**Data extracted from a collection**:
** start **

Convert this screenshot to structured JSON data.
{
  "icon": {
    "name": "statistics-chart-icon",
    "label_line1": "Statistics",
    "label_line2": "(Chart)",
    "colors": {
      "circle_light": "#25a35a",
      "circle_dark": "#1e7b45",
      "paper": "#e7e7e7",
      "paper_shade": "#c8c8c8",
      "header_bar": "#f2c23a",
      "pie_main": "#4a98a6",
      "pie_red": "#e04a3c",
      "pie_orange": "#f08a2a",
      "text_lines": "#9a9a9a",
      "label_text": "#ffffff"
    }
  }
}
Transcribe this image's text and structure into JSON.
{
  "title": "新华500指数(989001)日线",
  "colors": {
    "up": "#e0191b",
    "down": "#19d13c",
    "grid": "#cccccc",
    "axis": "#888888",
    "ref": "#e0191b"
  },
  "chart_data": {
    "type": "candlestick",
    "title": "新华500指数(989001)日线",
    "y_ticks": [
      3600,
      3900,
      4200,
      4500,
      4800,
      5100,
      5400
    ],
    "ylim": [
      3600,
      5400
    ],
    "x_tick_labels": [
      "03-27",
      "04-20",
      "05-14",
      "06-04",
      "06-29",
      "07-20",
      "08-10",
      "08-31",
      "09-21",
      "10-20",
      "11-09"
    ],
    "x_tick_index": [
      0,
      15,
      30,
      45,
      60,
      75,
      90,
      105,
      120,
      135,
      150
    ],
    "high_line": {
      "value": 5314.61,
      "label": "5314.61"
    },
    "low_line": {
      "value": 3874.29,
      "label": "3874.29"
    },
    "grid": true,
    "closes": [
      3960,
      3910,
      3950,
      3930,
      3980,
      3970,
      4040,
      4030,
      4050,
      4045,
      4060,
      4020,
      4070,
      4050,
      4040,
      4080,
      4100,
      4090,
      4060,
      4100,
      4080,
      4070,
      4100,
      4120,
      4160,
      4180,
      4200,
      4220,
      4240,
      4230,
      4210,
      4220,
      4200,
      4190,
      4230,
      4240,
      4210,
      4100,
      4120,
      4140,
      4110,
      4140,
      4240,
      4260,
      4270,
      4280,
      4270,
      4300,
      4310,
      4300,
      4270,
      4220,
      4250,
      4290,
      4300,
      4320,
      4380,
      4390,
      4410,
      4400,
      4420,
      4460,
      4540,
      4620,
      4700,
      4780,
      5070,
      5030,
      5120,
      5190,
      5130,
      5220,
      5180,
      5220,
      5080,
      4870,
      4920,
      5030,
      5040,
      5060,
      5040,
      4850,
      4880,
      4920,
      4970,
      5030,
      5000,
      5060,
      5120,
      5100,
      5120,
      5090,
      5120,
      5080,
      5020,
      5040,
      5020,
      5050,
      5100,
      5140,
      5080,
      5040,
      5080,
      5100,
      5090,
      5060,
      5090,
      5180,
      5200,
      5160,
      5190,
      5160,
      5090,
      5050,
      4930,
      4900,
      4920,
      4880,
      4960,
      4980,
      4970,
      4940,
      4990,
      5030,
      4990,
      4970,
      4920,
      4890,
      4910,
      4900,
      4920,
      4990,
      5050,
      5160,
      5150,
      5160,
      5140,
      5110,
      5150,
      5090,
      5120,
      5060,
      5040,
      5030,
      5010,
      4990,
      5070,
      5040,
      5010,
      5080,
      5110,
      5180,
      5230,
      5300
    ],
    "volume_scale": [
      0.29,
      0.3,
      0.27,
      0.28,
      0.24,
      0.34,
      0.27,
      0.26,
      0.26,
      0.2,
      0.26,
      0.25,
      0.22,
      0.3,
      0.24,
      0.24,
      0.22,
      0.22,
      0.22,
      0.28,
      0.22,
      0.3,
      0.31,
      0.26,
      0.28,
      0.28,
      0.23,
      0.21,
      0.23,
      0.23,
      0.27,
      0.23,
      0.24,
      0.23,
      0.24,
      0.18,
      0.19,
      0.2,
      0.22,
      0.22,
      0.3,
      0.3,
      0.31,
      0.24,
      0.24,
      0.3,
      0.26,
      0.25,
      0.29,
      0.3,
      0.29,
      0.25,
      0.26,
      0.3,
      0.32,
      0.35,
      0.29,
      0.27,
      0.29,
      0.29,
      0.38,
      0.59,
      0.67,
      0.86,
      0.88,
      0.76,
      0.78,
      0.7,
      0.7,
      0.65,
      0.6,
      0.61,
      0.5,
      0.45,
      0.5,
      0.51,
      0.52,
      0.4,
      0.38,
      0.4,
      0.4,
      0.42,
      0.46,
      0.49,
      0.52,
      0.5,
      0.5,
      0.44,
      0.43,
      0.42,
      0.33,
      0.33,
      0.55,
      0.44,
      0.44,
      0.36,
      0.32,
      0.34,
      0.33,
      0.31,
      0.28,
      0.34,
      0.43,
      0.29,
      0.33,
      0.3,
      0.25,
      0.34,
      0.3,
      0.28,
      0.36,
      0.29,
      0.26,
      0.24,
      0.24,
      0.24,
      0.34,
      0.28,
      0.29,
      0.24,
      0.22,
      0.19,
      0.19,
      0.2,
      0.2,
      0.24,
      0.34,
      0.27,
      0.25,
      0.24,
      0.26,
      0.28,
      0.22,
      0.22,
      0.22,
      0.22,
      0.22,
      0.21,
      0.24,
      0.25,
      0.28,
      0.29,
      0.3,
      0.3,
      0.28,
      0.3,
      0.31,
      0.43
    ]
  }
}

** end **

Write out all the lines again, exactly as they are.

**CORRECT OUTPUT**:
Convert this screenshot to structured JSON data.
{
  "icon": {
    "name": "statistics-chart-icon",
    "label_line1": "Statistics",
    "label_line2": "(Chart)",
    "colors": {
      "circle_light": "#25a35a",
      "circle_dark": "#1e7b45",
      "paper": "#e7e7e7",
      "paper_shade": "#c8c8c8",
      "header_bar": "#f2c23a",
      "pie_main": "#4a98a6",
      "pie_red": "#e04a3c",
      "pie_orange": "#f08a2a",
      "text_lines": "#9a9a9a",
      "label_text": "#ffffff"
    }
  }
}
Transcribe this image's text and structure into JSON.
{
  "title": "新华500指数(989001)日线",
  "colors": {
    "up": "#e0191b",
    "down": "#19d13c",
    "grid": "#cccccc",
    "axis": "#888888",
    "ref": "#e0191b"
  },
  "chart_data": {
    "type": "candlestick",
    "title": "新华500指数(989001)日线",
    "y_ticks": [
      3600,
      3900,
      4200,
      4500,
      4800,
      5100,
      5400
    ],
    "ylim": [
      3600,
      5400
    ],
    "x_tick_labels": [
      "03-27",
      "04-20",
      "05-14",
      "06-04",
      "06-29",
      "07-20",
      "08-10",
      "08-31",
      "09-21",
      "10-20",
      "11-09"
    ],
    "x_tick_index": [
      0,
      15,
      30,
      45,
      60,
      75,
      90,
      105,
      120,
      135,
      150
    ],
    "high_line": {
      "value": 5314.61,
      "label": "5314.61"
    },
    "low_line": {
      "value": 3874.29,
      "label": "3874.29"
    },
    "grid": true,
    "closes": [
      3960,
      3910,
      3950,
      3930,
      3980,
      3970,
      4040,
      4030,
      4050,
      4045,
      4060,
      4020,
      4070,
      4050,
      4040,
      4080,
      4100,
      4090,
      4060,
      4100,
      4080,
      4070,
      4100,
      4120,
      4160,
      4180,
      4200,
      4220,
      4240,
      4230,
      4210,
      4220,
      4200,
      4190,
      4230,
      4240,
      4210,
      4100,
      4120,
      4140,
      4110,
      4140,
      4240,
      4260,
      4270,
      4280,
      4270,
      4300,
      4310,
      4300,
      4270,
      4220,
      4250,
      4290,
      4300,
      4320,
      4380,
      4390,
      4410,
      4400,
      4420,
      4460,
      4540,
      4620,
      4700,
      4780,
      5070,
      5030,
      5120,
      5190,
      5130,
      5220,
      5180,
      5220,
      5080,
      4870,
      4920,
      5030,
      5040,
      5060,
      5040,
      4850,
      4880,
      4920,
      4970,
      5030,
      5000,
      5060,
      5120,
      5100,
      5120,
      5090,
      5120,
      5080,
      5020,
      5040,
      5020,
      5050,
      5100,
      5140,
      5080,
      5040,
      5080,
      5100,
      5090,
      5060,
      5090,
      5180,
      5200,
      5160,
      5190,
      5160,
      5090,
      5050,
      4930,
      4900,
      4920,
      4880,
      4960,
      4980,
      4970,
      4940,
      4990,
      5030,
      4990,
      4970,
      4920,
      4890,
      4910,
      4900,
      4920,
      4990,
      5050,
      5160,
      5150,
      5160,
      5140,
      5110,
      5150,
      5090,
      5120,
      5060,
      5040,
      5030,
      5010,
      4990,
      5070,
      5040,
      5010,
      5080,
      5110,
      5180,
      5230,
      5300
    ],
    "volume_scale": [
      0.29,
      0.3,
      0.27,
      0.28,
      0.24,
      0.34,
      0.27,
      0.26,
      0.26,
      0.2,
      0.26,
      0.25,
      0.22,
      0.3,
      0.24,
      0.24,
      0.22,
      0.22,
      0.22,
      0.28,
      0.22,
      0.3,
      0.31,
      0.26,
      0.28,
      0.28,
      0.23,
      0.21,
      0.23,
      0.23,
      0.27,
      0.23,
      0.24,
      0.23,
      0.24,
      0.18,
      0.19,
      0.2,
      0.22,
      0.22,
      0.3,
      0.3,
      0.31,
      0.24,
      0.24,
      0.3,
      0.26,
      0.25,
      0.29,
      0.3,
      0.29,
      0.25,
      0.26,
      0.3,
      0.32,
      0.35,
      0.29,
      0.27,
      0.29,
      0.29,
      0.38,
      0.59,
      0.67,
      0.86,
      0.88,
      0.76,
      0.78,
      0.7,
      0.7,
      0.65,
      0.6,
      0.61,
      0.5,
      0.45,
      0.5,
      0.51,
      0.52,
      0.4,
      0.38,
      0.4,
      0.4,
      0.42,
      0.46,
      0.49,
      0.52,
      0.5,
      0.5,
      0.44,
      0.43,
      0.42,
      0.33,
      0.33,
      0.55,
      0.44,
      0.44,
      0.36,
      0.32,
      0.34,
      0.33,
      0.31,
      0.28,
      0.34,
      0.43,
      0.29,
      0.33,
      0.3,
      0.25,
      0.34,
      0.3,
      0.28,
      0.36,
      0.29,
      0.26,
      0.24,
      0.24,
      0.24,
      0.34,
      0.28,
      0.29,
      0.24,
      0.22,
      0.19,
      0.19,
      0.2,
      0.2,
      0.24,
      0.34,
      0.27,
      0.25,
      0.24,
      0.26,
      0.28,
      0.22,
      0.22,
      0.22,
      0.22,
      0.22,
      0.21,
      0.24,
      0.25,
      0.28,
      0.29,
      0.3,
      0.3,
      0.28,
      0.3,
      0.31,
      0.43
    ]
  }
}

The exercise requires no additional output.